▶ [DIRECTION] Count lines, not occurrences: report how many lines in the records hold the string "watermark", and nothing else.

▶ [PROVIDED DATA]
★ ★ ★
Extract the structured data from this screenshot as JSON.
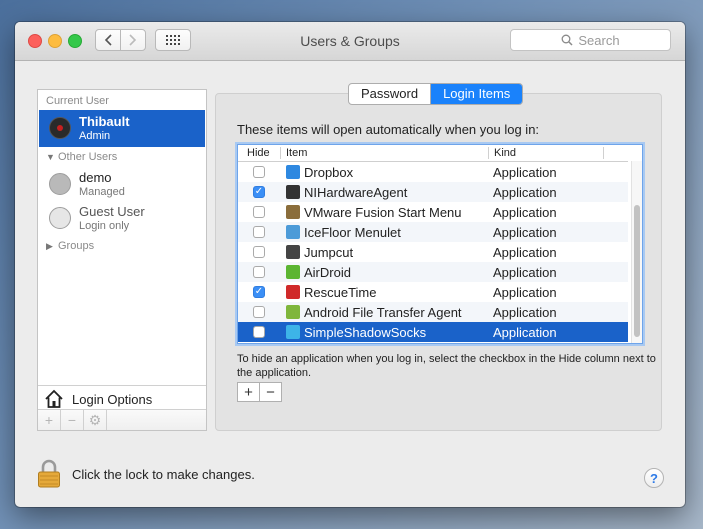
{
  "window": {
    "title": "Users & Groups"
  },
  "search": {
    "placeholder": "Search"
  },
  "sidebar": {
    "current_user_header": "Current User",
    "current_user": {
      "name": "Thibault",
      "role": "Admin"
    },
    "other_users_header": "Other Users",
    "other_users": [
      {
        "name": "demo",
        "role": "Managed"
      },
      {
        "name": "Guest User",
        "role": "Login only"
      }
    ],
    "groups_label": "Groups",
    "login_options_label": "Login Options",
    "footer": {
      "add": "+",
      "remove": "−",
      "gear": "⚙"
    }
  },
  "tabs": [
    {
      "label": "Password",
      "active": false
    },
    {
      "label": "Login Items",
      "active": true
    }
  ],
  "login_items": {
    "intro": "These items will open automatically when you log in:",
    "columns": {
      "hide": "Hide",
      "item": "Item",
      "kind": "Kind"
    },
    "rows": [
      {
        "hide": false,
        "name": "Dropbox",
        "kind": "Application",
        "icon": "dropbox-icon",
        "color": "#2e88e0"
      },
      {
        "hide": true,
        "name": "NIHardwareAgent",
        "kind": "Application",
        "icon": "ni-hardware-icon",
        "color": "#333333"
      },
      {
        "hide": false,
        "name": "VMware Fusion Start Menu",
        "kind": "Application",
        "icon": "vmware-icon",
        "color": "#8a6d3b"
      },
      {
        "hide": false,
        "name": "IceFloor Menulet",
        "kind": "Application",
        "icon": "icefloor-icon",
        "color": "#4d9bd8"
      },
      {
        "hide": false,
        "name": "Jumpcut",
        "kind": "Application",
        "icon": "jumpcut-icon",
        "color": "#444444"
      },
      {
        "hide": false,
        "name": "AirDroid",
        "kind": "Application",
        "icon": "airdroid-icon",
        "color": "#5cb532"
      },
      {
        "hide": true,
        "name": "RescueTime",
        "kind": "Application",
        "icon": "rescuetime-icon",
        "color": "#d02a2a"
      },
      {
        "hide": false,
        "name": "Android File Transfer Agent",
        "kind": "Application",
        "icon": "android-icon",
        "color": "#7fb63c"
      },
      {
        "hide": false,
        "name": "SimpleShadowSocks",
        "kind": "Application",
        "icon": "shadowsocks-icon",
        "color": "#3db4e8",
        "selected": true
      }
    ],
    "hint": "To hide an application when you log in, select the checkbox in the Hide column next to the application.",
    "add": "+",
    "remove": "−"
  },
  "footer": {
    "lock_text": "Click the lock to make changes.",
    "help": "?"
  }
}
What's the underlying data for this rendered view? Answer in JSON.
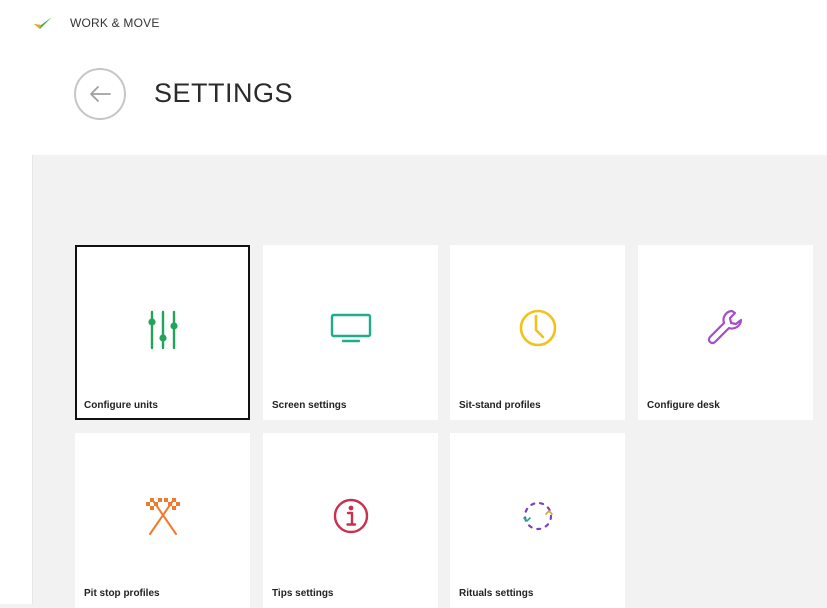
{
  "app": {
    "title": "WORK & MOVE"
  },
  "header": {
    "page_title": "SETTINGS"
  },
  "tiles": [
    {
      "label": "Configure units",
      "icon": "sliders-icon",
      "color": "#22a55a",
      "selected": true
    },
    {
      "label": "Screen settings",
      "icon": "monitor-icon",
      "color": "#1fae8a",
      "selected": false
    },
    {
      "label": "Sit-stand profiles",
      "icon": "clock-icon",
      "color": "#f2c21b",
      "selected": false
    },
    {
      "label": "Configure desk",
      "icon": "wrench-icon",
      "color": "#a64ccf",
      "selected": false
    },
    {
      "label": "Pit stop profiles",
      "icon": "checkered-flags-icon",
      "color": "#f07a2a",
      "selected": false
    },
    {
      "label": "Tips settings",
      "icon": "info-icon",
      "color": "#c8304e",
      "selected": false
    },
    {
      "label": "Rituals settings",
      "icon": "rituals-dashed-circle-icon",
      "color": "#7a3fc8",
      "selected": false
    }
  ]
}
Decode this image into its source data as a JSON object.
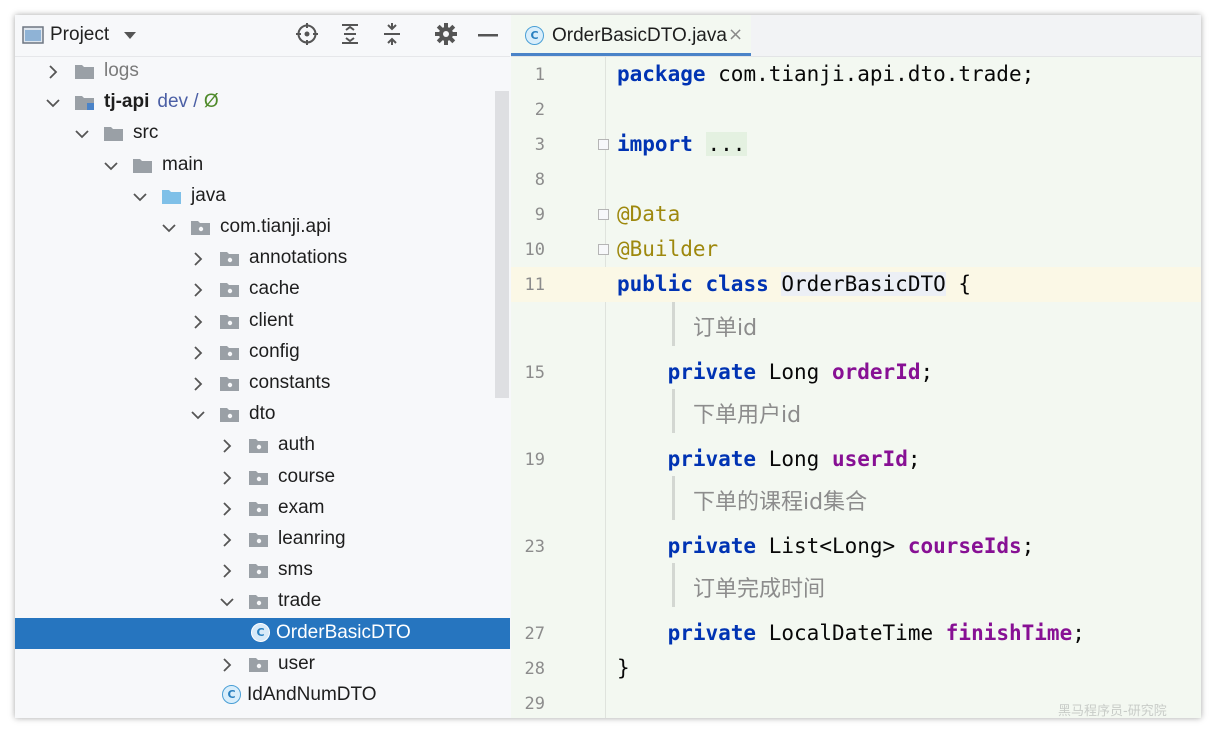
{
  "project_panel": {
    "title": "Project",
    "tree": [
      {
        "label": "logs",
        "expanded": false,
        "type": "folder"
      },
      {
        "label": "tj-api",
        "branch": "dev",
        "sep": " / ",
        "symbol": "Ø",
        "expanded": true,
        "type": "module"
      },
      {
        "label": "src",
        "expanded": true,
        "type": "folder"
      },
      {
        "label": "main",
        "expanded": true,
        "type": "folder"
      },
      {
        "label": "java",
        "expanded": true,
        "type": "source-folder"
      },
      {
        "label": "com.tianji.api",
        "expanded": true,
        "type": "package"
      },
      {
        "label": "annotations",
        "expanded": false,
        "type": "package"
      },
      {
        "label": "cache",
        "expanded": false,
        "type": "package"
      },
      {
        "label": "client",
        "expanded": false,
        "type": "package"
      },
      {
        "label": "config",
        "expanded": false,
        "type": "package"
      },
      {
        "label": "constants",
        "expanded": false,
        "type": "package"
      },
      {
        "label": "dto",
        "expanded": true,
        "type": "package"
      },
      {
        "label": "auth",
        "expanded": false,
        "type": "package"
      },
      {
        "label": "course",
        "expanded": false,
        "type": "package"
      },
      {
        "label": "exam",
        "expanded": false,
        "type": "package"
      },
      {
        "label": "leanring",
        "expanded": false,
        "type": "package"
      },
      {
        "label": "sms",
        "expanded": false,
        "type": "package"
      },
      {
        "label": "trade",
        "expanded": true,
        "type": "package"
      },
      {
        "label": "OrderBasicDTO",
        "type": "class",
        "selected": true
      },
      {
        "label": "user",
        "expanded": false,
        "type": "package"
      },
      {
        "label": "IdAndNumDTO",
        "type": "class"
      }
    ]
  },
  "editor": {
    "tab_label": "OrderBasicDTO.java",
    "tab_close": "×",
    "class_icon_letter": "C",
    "lines": [
      {
        "num": "1",
        "kw": "package",
        "rest": " com.tianji.api.dto.trade;"
      },
      {
        "num": "2"
      },
      {
        "num": "3",
        "kw": "import",
        "folded": "..."
      },
      {
        "num": "8"
      },
      {
        "num": "9",
        "annotation": "@Data"
      },
      {
        "num": "10",
        "annotation": "@Builder"
      },
      {
        "num": "11",
        "kw1": "public",
        "kw2": "class",
        "class_name": "OrderBasicDTO",
        "rest": " {"
      },
      {
        "doc": "订单id"
      },
      {
        "num": "15",
        "kw": "private",
        "type": "Long",
        "field": "orderId"
      },
      {
        "doc": "下单用户id"
      },
      {
        "num": "19",
        "kw": "private",
        "type": "Long",
        "field": "userId"
      },
      {
        "doc": "下单的课程id集合"
      },
      {
        "num": "23",
        "kw": "private",
        "type": "List<Long>",
        "field": "courseIds"
      },
      {
        "doc": "订单完成时间"
      },
      {
        "num": "27",
        "kw": "private",
        "type": "LocalDateTime",
        "field": "finishTime"
      },
      {
        "num": "28",
        "rest": "}"
      },
      {
        "num": "29"
      }
    ]
  },
  "watermark": "黑马程序员-研究院",
  "colors": {
    "selection": "#2675bf",
    "keyword": "#0033b3",
    "annotation": "#9e880d",
    "field": "#871094",
    "current_line": "#fbf8e6",
    "editor_bg": "#f3f8f1"
  }
}
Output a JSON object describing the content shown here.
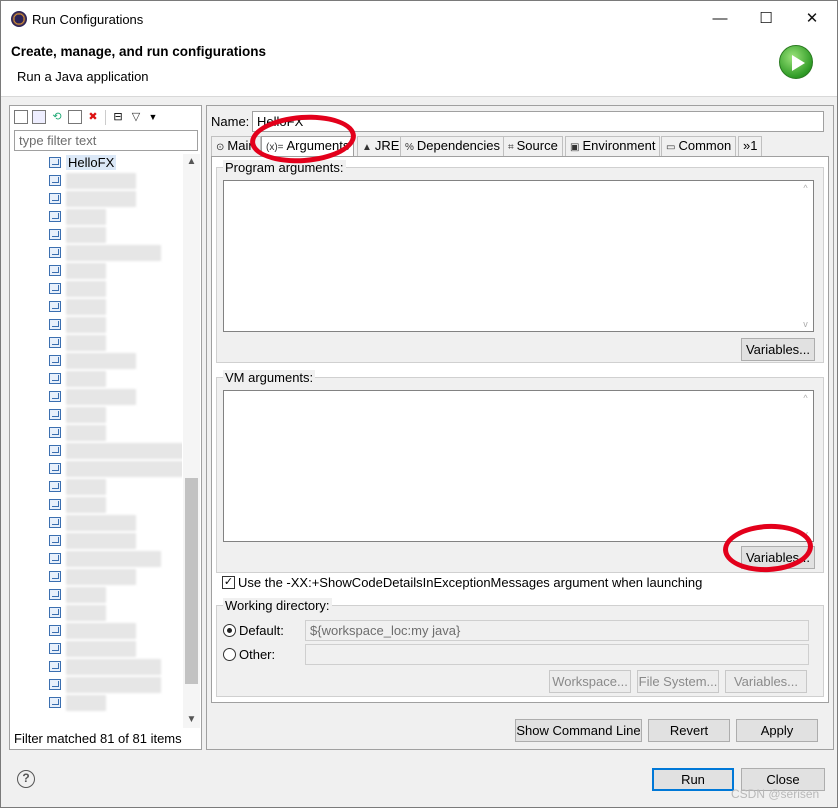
{
  "window": {
    "title": "Run Configurations",
    "minimize": "—",
    "maximize": "☐",
    "close": "✕"
  },
  "header": {
    "title": "Create, manage, and run configurations",
    "subtitle": "Run a Java application"
  },
  "left": {
    "filter_placeholder": "type filter text",
    "tree_root": "HelloFX",
    "item_count_rows": 31,
    "status": "Filter matched 81 of 81 items"
  },
  "right": {
    "name_label": "Name:",
    "name_value": "HelloFX",
    "tabs": [
      {
        "label": "Main",
        "icon": "main-icon",
        "glyph": "⊙"
      },
      {
        "label": "Arguments",
        "icon": "arguments-icon",
        "glyph": "(x)="
      },
      {
        "label": "JRE",
        "icon": "jre-icon",
        "glyph": "▲"
      },
      {
        "label": "Dependencies",
        "icon": "dependencies-icon",
        "glyph": "%"
      },
      {
        "label": "Source",
        "icon": "source-icon",
        "glyph": "⌗"
      },
      {
        "label": "Environment",
        "icon": "environment-icon",
        "glyph": "▣"
      },
      {
        "label": "Common",
        "icon": "common-icon",
        "glyph": "▭"
      },
      {
        "label": "»1",
        "icon": "overflow-icon",
        "glyph": ""
      }
    ],
    "active_tab": "Arguments",
    "program_args_label": "Program arguments:",
    "program_args_value": "",
    "vm_args_label": "VM arguments:",
    "vm_args_value": "",
    "variables_label": "Variables...",
    "show_code_details_label": "Use the -XX:+ShowCodeDetailsInExceptionMessages argument when launching",
    "show_code_details_checked": true,
    "working_dir_label": "Working directory:",
    "default_label": "Default:",
    "default_value": "${workspace_loc:my java}",
    "other_label": "Other:",
    "other_value": "",
    "workspace_btn": "Workspace...",
    "filesystem_btn": "File System...",
    "variables_btn2": "Variables..."
  },
  "bottom": {
    "show_command_line": "Show Command Line",
    "revert": "Revert",
    "apply": "Apply",
    "run": "Run",
    "close": "Close"
  },
  "watermark": "CSDN @serisen",
  "colors": {
    "annotation": "#e3001b",
    "accent": "#0078d7"
  }
}
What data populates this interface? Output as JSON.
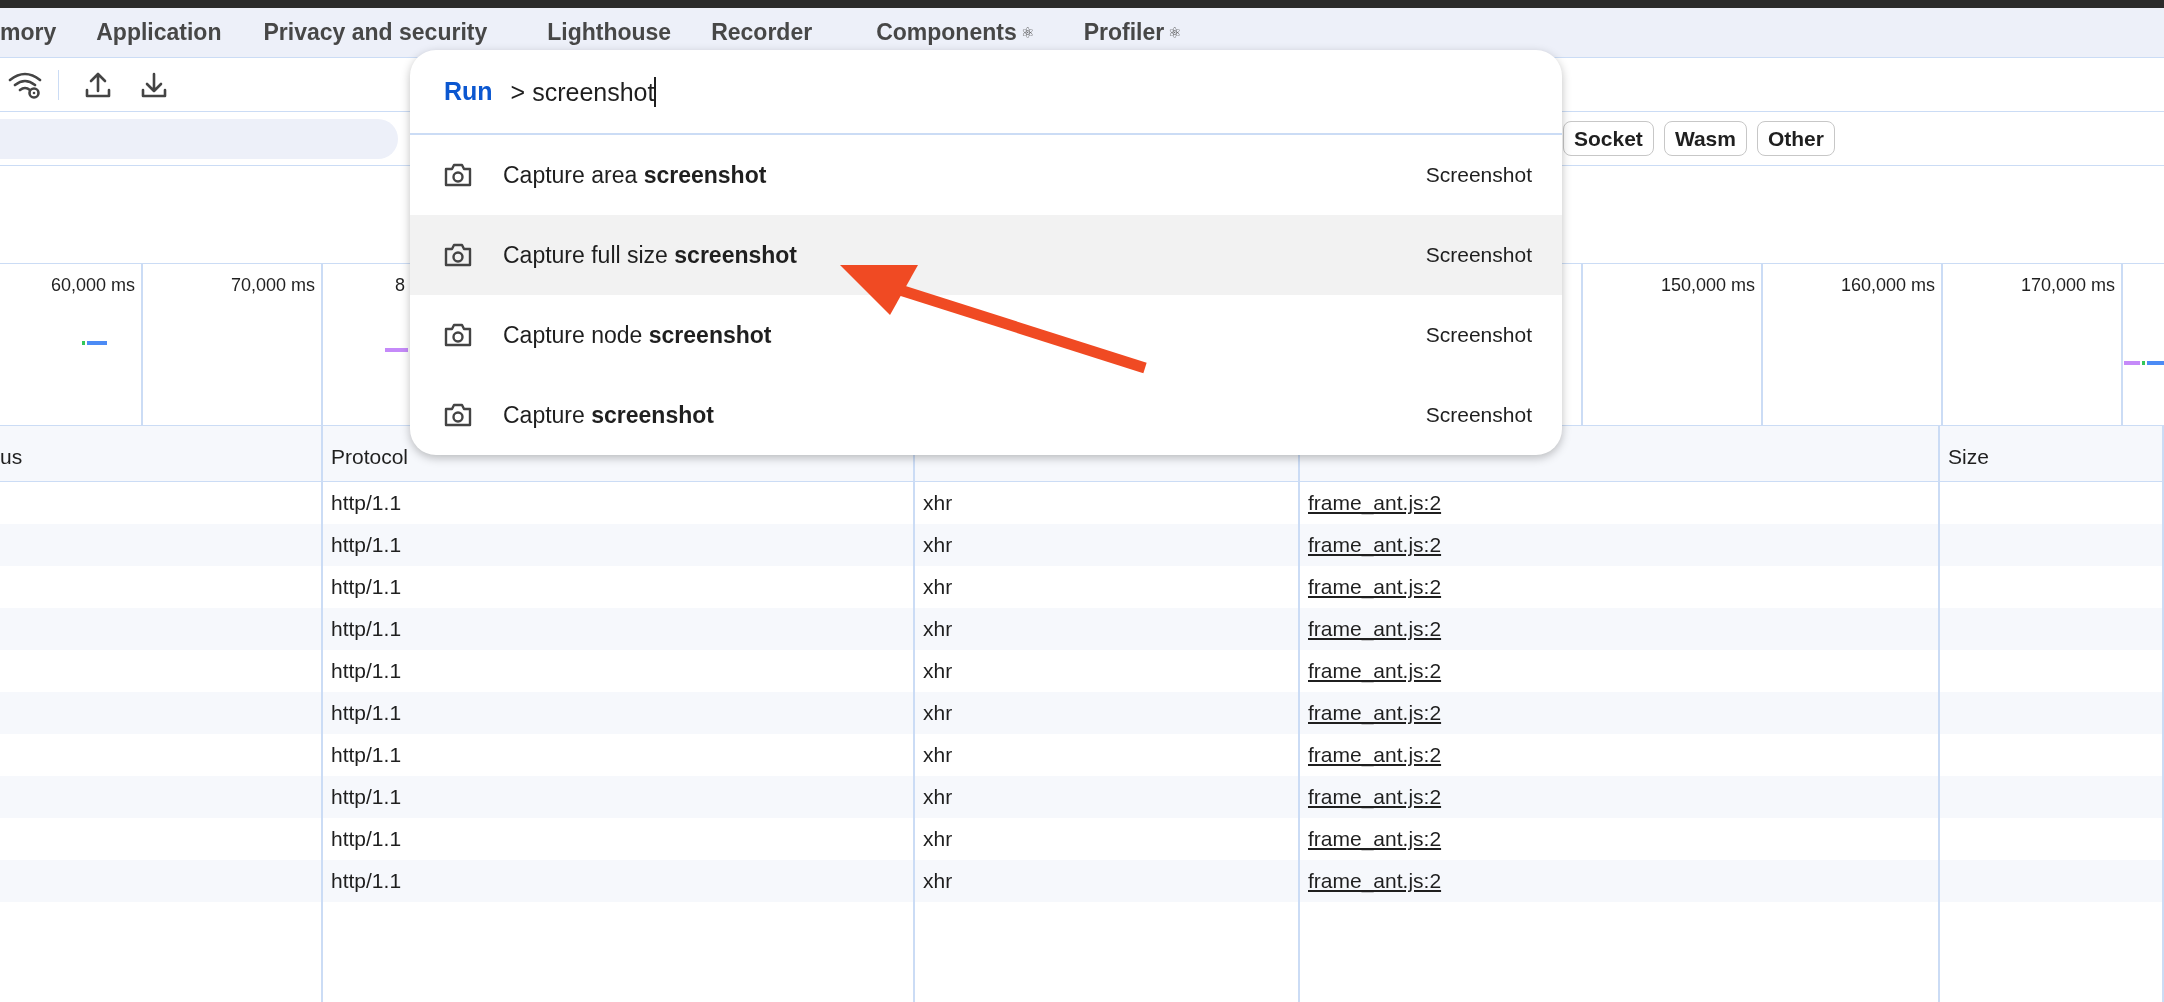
{
  "tabs": [
    {
      "label": "mory"
    },
    {
      "label": "Application"
    },
    {
      "label": "Privacy and security"
    },
    {
      "label": "Lighthouse"
    },
    {
      "label": "Recorder"
    },
    {
      "label": "Components",
      "icon": "⚛"
    },
    {
      "label": "Profiler",
      "icon": "⚛"
    }
  ],
  "type_filters": [
    "Socket",
    "Wasm",
    "Other"
  ],
  "timeline": {
    "columns": [
      {
        "label": "60,000 ms"
      },
      {
        "label": "70,000 ms"
      },
      {
        "label": "8",
        "clipped": true
      },
      {},
      {},
      {},
      {},
      {},
      {},
      {
        "label": "150,000 ms"
      },
      {
        "label": "160,000 ms"
      },
      {
        "label": "170,000 ms"
      },
      {}
    ]
  },
  "table": {
    "columns": [
      {
        "label": "us"
      },
      {
        "label": "Protocol"
      },
      {},
      {},
      {
        "label": "Size"
      }
    ],
    "rows": [
      {
        "protocol": "http/1.1",
        "type": "xhr",
        "initiator": "frame_ant.js:2"
      },
      {
        "protocol": "http/1.1",
        "type": "xhr",
        "initiator": "frame_ant.js:2"
      },
      {
        "protocol": "http/1.1",
        "type": "xhr",
        "initiator": "frame_ant.js:2"
      },
      {
        "protocol": "http/1.1",
        "type": "xhr",
        "initiator": "frame_ant.js:2"
      },
      {
        "protocol": "http/1.1",
        "type": "xhr",
        "initiator": "frame_ant.js:2"
      },
      {
        "protocol": "http/1.1",
        "type": "xhr",
        "initiator": "frame_ant.js:2"
      },
      {
        "protocol": "http/1.1",
        "type": "xhr",
        "initiator": "frame_ant.js:2"
      },
      {
        "protocol": "http/1.1",
        "type": "xhr",
        "initiator": "frame_ant.js:2"
      },
      {
        "protocol": "http/1.1",
        "type": "xhr",
        "initiator": "frame_ant.js:2"
      },
      {
        "protocol": "http/1.1",
        "type": "xhr",
        "initiator": "frame_ant.js:2"
      }
    ]
  },
  "command_menu": {
    "prompt": "Run",
    "query": "> screenshot",
    "items": [
      {
        "label": "Capture area **screenshot**",
        "category": "Screenshot",
        "selected": false
      },
      {
        "label": "Capture full size **screenshot**",
        "category": "Screenshot",
        "selected": true
      },
      {
        "label": "Capture node **screenshot**",
        "category": "Screenshot",
        "selected": false
      },
      {
        "label": "Capture **screenshot**",
        "category": "Screenshot",
        "selected": false
      }
    ]
  }
}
★ ★ ★
▶ [COMPLETE OUTPUT] 2